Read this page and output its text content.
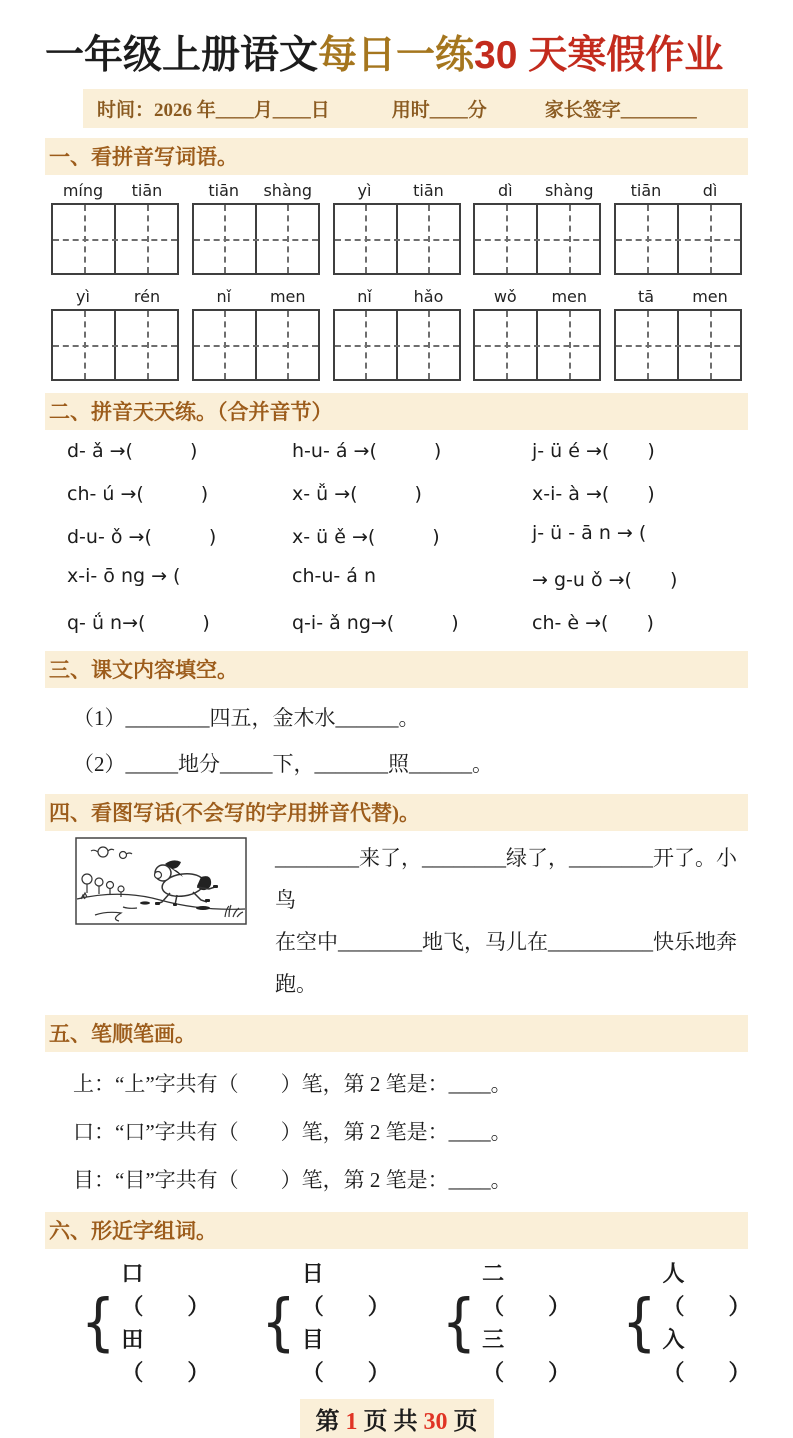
一年级上册语文每日一练30 天寒假作业
时间：2026 年____月____日	用时____分	家长签字________
一、看拼音写词语。
míng	tiān	tiān	shàng	yì	tiān	dì	shàng	tiān	dì
yì	rén	nǐ	men	nǐ	hǎo	wǒ	men	tā	men
二、拼音天天练。（合并音节）
d- ǎ →(　　　)	h-u- á →(　　　)	j- ü é →(　　)
ch- ú →(　　　)	x- ǚ →(　　　)	x-i- à →(　　)
d-u- ǒ →(　　　)	x- ü ě →(　　　)	j- ü - ā n → (
x-i- ō ng → (	ch-u- á n	→ g-u ǒ →(　　)
q- ǘ n→(　　　)	q-i- ǎ ng→(　　　)	ch- è →(　　)
三、课文内容填空。
（1）________四五，金木水______。
（2）_____地分_____下，_______照______。
四、看图写话(不会写的字用拼音代替)。
________来了，________绿了，________开了。小鸟
在空中________地飞，马儿在__________快乐地奔跑。
五、笔顺笔画。
上：“上”字共有（　　）笔，第 2 笔是：____。
口：“口”字共有（　　）笔，第 2 笔是：____。
目：“目”字共有（　　）笔，第 2 笔是：____。
六、形近字组词。
{
口（　　）
田（　　）
{
日（　　）
目（　　）
{
二（　　）
三（　　）
{
人（　　）
入（　　）
第 1 页 共 30 页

--

> **What you have to do**
Every entry must be transcribed exactly. Pictures do not belong in the copy.

> **Exercise solution**
Read this page and output its text content.
一年级上册语文每日一练30 天寒假作业
时间：2026 年____月____日	用时____分	家长签字________
一、看拼音写词语。
míng	tiān	tiān	shàng	yì	tiān	dì	shàng	tiān	dì
yì	rén	nǐ	men	nǐ	hǎo	wǒ	men	tā	men
二、拼音天天练。（合并音节）
d- ǎ →(　　　)	h-u- á →(　　　)	j- ü é →(　　)
ch- ú →(　　　)	x- ǚ →(　　　)	x-i- à →(　　)
d-u- ǒ →(　　　)	x- ü ě →(　　　)	j- ü - ā n → (
x-i- ō ng → (	ch-u- á n	→ g-u ǒ →(　　)
q- ǘ n→(　　　)	q-i- ǎ ng→(　　　)	ch- è →(　　)
三、课文内容填空。
（1）________四五，金木水______。
（2）_____地分_____下，_______照______。
四、看图写话(不会写的字用拼音代替)。
________来了，________绿了，________开了。小鸟
在空中________地飞，马儿在__________快乐地奔跑。
五、笔顺笔画。
上：“上”字共有（　　）笔，第 2 笔是：____。
口：“口”字共有（　　）笔，第 2 笔是：____。
目：“目”字共有（　　）笔，第 2 笔是：____。
六、形近字组词。
{
口（　　）
田（　　）
{
日（　　）
目（　　）
{
二（　　）
三（　　）
{
人（　　）
入（　　）
第 1 页 共 30 页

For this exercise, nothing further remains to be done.